Yang Harus Dikerjakan.
- A) Salin bagian teks tentang resiliensi dari "Potensi teknologi di" sampai "tersebut cukup lama." tanpa mengubah apa pun.
- B) Ubah paragraf dalam teks tentang resiliensi yang diawali "Salah satu sumber daya psikologi" menjadi daftar berbutir yang lebih ringkas. Fakta utamanya harus tetap termuat.
- C) Teruskan teks tentang resiliensi, dimulai setelah kalimat terakhir yang ditampilkan.

Kutipan untuk Dibaca.
————

Salah satu sumber daya psikologi yang dapat mendorong seseorang untuk bangkit dari keterpurukan adalah “resiliensi”. Menurut Grotberg (1999), resiliensi adalah seseorang dalam mengembangkan kemampuan diri untuk menghadapi, mengatasi, memperkuat, dan mentransformasikan pengalaman-pengalaman yang sulit menuju pencapaian adaptasi yang positif. Seseorang yang memiliki resiliensi yang baik dapat menjalani kehidupannya lebih bermakna, dapat melewati masa keterpurukan dengan cepat, percaya diri, tidak mudah putus asa, pandangan hidupnya akan lebih positif, dan memiliki hubungan yang baik dengan orang lain.
Potensi teknologi di masa pandemi memiliki daya yang cukup kuat untuk menunjang pembelajaran daring. Teknologi dalam meningkatkan pembelajaran memiliki ruang yang sangat potensial. Namun, perjalanan menjadi pembelajar untuk mencapai tingkat-tingkat manfaat teknologi tersebut cukup lama.
Dalam pembelajaran yang maraton ini, kadang kita akan unggul kadang ketinggalan. Di sinilah motivasi merupakan kunci, guru perlu menjadi “resilien”. Manfaatkan setiap momen keunggulan guru sebagai energi untuk semakin melesat, dan menyadari bahwa setiap momen ketinggalan adalah hal yang lumrah dan kita perlu mengatur energi untuk mengejar.

————

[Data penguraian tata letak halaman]
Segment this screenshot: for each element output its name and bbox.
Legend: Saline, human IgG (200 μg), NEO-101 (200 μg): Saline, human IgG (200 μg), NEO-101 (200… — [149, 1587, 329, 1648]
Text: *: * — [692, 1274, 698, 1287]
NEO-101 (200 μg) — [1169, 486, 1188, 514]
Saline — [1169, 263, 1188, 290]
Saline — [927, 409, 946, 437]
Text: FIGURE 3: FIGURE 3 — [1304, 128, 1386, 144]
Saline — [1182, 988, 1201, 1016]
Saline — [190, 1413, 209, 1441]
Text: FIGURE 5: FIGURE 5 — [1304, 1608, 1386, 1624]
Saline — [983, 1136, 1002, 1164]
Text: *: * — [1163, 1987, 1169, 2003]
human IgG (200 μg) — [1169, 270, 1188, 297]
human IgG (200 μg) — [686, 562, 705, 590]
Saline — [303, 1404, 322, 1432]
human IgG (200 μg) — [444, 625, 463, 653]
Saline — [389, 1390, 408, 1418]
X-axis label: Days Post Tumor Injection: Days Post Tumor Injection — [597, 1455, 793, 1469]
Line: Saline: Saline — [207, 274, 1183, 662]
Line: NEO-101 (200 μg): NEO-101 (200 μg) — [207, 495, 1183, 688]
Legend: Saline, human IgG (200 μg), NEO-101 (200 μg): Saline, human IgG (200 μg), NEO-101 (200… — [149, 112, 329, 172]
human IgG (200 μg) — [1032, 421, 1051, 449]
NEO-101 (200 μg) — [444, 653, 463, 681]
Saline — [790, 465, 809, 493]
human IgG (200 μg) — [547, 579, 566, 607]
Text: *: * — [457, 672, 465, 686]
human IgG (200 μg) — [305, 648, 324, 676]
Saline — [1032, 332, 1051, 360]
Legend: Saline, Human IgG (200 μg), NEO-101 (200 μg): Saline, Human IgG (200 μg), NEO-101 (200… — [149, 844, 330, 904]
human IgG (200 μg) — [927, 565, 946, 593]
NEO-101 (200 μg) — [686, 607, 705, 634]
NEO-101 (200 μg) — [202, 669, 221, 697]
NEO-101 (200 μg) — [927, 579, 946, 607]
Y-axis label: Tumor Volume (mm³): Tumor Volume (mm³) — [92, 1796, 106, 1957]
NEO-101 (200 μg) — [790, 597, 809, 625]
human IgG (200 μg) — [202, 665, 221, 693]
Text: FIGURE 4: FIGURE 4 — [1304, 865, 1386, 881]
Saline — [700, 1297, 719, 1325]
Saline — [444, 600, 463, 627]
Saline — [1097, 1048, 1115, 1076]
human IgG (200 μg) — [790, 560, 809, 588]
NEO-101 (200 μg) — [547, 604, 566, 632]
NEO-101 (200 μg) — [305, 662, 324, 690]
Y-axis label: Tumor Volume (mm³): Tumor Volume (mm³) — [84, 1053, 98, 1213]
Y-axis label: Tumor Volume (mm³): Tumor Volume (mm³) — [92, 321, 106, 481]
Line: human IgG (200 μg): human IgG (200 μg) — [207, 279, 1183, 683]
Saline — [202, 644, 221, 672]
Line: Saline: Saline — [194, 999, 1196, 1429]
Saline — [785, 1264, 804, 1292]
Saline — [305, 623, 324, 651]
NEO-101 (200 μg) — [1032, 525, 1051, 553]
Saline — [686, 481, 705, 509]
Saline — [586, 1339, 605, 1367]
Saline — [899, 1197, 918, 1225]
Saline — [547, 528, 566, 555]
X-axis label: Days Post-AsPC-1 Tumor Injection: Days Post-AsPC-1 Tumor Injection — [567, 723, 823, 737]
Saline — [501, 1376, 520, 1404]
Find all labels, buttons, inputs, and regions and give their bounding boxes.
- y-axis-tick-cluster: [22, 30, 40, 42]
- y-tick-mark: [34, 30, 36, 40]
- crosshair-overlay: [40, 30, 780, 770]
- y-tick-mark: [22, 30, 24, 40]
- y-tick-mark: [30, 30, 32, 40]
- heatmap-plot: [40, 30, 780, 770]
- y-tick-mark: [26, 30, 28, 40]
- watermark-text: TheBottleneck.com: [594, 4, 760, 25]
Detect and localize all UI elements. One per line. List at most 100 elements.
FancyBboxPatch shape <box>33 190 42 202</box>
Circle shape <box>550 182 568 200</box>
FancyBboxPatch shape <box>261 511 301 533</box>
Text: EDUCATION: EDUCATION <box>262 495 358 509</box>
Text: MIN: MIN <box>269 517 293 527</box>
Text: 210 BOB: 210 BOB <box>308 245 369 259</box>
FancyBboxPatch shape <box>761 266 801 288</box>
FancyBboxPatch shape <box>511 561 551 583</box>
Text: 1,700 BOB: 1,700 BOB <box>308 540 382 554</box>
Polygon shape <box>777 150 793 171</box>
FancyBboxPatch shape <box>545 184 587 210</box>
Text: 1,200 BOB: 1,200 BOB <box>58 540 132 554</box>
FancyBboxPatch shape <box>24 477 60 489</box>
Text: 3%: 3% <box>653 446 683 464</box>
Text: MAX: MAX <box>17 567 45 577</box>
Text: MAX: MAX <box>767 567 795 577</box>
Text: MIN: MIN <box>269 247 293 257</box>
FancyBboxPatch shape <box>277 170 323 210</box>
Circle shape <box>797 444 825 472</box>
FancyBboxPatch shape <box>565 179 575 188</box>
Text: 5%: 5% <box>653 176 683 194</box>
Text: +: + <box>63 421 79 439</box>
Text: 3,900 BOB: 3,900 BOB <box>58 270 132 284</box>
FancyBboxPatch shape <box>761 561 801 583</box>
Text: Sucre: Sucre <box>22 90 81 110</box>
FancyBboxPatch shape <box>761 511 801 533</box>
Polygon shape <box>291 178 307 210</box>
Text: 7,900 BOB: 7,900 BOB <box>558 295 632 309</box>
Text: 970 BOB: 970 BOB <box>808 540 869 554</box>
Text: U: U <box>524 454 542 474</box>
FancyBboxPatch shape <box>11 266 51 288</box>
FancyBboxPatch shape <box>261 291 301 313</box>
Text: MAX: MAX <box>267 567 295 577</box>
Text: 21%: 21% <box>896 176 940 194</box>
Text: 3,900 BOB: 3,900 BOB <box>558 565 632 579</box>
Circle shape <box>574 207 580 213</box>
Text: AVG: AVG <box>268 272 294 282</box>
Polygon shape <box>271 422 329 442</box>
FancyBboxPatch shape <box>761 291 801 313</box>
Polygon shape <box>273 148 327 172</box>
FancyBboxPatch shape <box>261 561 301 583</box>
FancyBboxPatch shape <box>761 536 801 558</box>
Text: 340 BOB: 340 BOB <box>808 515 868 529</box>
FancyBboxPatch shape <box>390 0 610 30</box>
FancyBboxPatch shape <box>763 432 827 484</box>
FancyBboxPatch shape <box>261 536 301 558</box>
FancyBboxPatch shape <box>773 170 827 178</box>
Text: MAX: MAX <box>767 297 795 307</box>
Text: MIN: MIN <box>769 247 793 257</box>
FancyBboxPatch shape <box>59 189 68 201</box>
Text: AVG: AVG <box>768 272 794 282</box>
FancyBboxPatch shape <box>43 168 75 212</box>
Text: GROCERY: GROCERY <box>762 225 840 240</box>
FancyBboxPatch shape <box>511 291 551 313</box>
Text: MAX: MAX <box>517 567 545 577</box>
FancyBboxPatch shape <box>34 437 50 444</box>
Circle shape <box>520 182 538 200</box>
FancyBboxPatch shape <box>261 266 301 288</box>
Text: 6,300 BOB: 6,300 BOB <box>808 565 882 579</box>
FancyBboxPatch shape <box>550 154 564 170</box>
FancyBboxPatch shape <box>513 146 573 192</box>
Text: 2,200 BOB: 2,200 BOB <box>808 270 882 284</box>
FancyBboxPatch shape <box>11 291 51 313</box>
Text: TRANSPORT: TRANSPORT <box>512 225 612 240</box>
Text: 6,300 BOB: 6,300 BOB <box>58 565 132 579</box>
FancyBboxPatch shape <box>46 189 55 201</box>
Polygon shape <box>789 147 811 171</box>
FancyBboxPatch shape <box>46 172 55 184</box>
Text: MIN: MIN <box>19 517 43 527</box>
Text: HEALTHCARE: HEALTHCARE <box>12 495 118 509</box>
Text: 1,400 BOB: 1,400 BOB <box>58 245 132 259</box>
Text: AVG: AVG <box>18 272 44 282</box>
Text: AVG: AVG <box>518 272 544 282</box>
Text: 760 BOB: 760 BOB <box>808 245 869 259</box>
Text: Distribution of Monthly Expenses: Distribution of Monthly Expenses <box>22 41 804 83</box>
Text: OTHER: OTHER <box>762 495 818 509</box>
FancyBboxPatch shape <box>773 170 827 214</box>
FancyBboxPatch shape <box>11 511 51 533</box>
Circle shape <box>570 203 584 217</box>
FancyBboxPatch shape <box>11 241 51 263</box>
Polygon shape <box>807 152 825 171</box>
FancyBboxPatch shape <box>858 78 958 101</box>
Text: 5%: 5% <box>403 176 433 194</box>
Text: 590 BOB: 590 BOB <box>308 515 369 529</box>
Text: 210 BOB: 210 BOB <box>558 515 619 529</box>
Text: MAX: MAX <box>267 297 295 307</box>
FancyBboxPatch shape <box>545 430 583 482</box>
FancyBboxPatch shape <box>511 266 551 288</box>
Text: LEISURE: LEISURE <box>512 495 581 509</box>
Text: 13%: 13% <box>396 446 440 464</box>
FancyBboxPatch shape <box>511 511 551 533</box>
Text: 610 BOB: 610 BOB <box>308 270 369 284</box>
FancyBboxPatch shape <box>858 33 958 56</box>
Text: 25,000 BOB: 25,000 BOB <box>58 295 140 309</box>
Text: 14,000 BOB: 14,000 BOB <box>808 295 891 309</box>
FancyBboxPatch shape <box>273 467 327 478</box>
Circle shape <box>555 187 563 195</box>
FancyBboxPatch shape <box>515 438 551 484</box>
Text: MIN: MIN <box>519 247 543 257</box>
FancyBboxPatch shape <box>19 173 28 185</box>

————

Jawaban Tugas.
- A)
Potensi teknologi di masa pandemi memiliki daya yang cukup kuat untuk menunjang pembelajaran daring. Teknologi dalam meningkatkan pembelajaran memiliki ruang yang sangat potensial. Namun, perjalanan menjadi pembelajar untuk mencapai tingkat-tingkat manfaat teknologi tersebut cukup lama.

- B)
- Resiliensi adalah salah satu sumber daya psikologi yang dapat mendorong seseorang bangkit dari keterpurukan.
- Menurut Grotberg (1999), resiliensi adalah seseorang yang mengembangkan kemampuan diri untuk menghadapi, mengatasi, memperkuat, dan mentransformasikan pengalaman sulit menuju adaptasi yang positif.
- Orang dengan resiliensi yang baik:
  - menjalani hidup yang lebih bermakna,
  - cepat melewati masa keterpurukan,
  - percaya diri,
  - tidak mudah putus asa,
  - berpandangan hidup lebih positif,
  - memiliki hubungan yang baik dengan orang lain.

- C)
Untuk mengelola resiliensi agar semakin efektif, kita harus mengerti seberapa jauh atau seberapa dekat kita dengan garis finis. Dalam maraton menuju “elearning”, Dr. Ruben Puedentera merancang kerangka SAMR.
SAMR adalah suatu kerangka yang mengilustrasikan tingkat kematangan seseorang memanfaatkan teknologi dalam pembelajaran. Tingkat kematangan ini terdiri dari (mulai dari tingkat pemula ke mahir): Substitution, Augmentation, Modification, dan Redefinition. Semakin matang kita memanfaatkan teknologi dalam pembelajaran, semakin besar peningkatan proses dan hasil yang terjadi dalam pembelajaran.
Bagaimanakah cara guru menggunakan teknologi (hardware dan aplikasi) yang sudah dipelajari untuk mengembangkan pembelajaran? Setiap tingkat lanjut (Augmentation, Modification, dan Redefinition) menuntut guru untuk mengubah kegiatan dan/atau tujuan pembelajaran. Mengetahui ini (kegiatan dan tujuan pembelajaran) membantu guru menakar dengan lebih akurat seberapa besar resiliensi yang diharapkan untuk menerobos masing-masing tahapan tersebut.
Substitution, Teknologi (baru) digunakan untuk kegiatan pembelajaran yang sama persis dengan ketika teknologi tersebut belum diadopsi. Augmentation, Teknologi (baru) digunakan untuk kegiatan pembelajaran yang serupa dengan ketika teknologi tersebut belum diadopsi. Namun demikian, teknologi sekarang sudah mulai digunakan agar kegiatan tersebut lebih intensif. Modification, Teknologi (baru) digunakan untuk kegiatan pembelajaran yang sudah dimodifikasi cukup jauh dibanding versi sebelumnya. Redefinition, Teknologi (baru) digunakan untuk kegiatan pembelajaran yang tidak mungkin bisa diselenggarakan tanpa teknologi baru tersebut.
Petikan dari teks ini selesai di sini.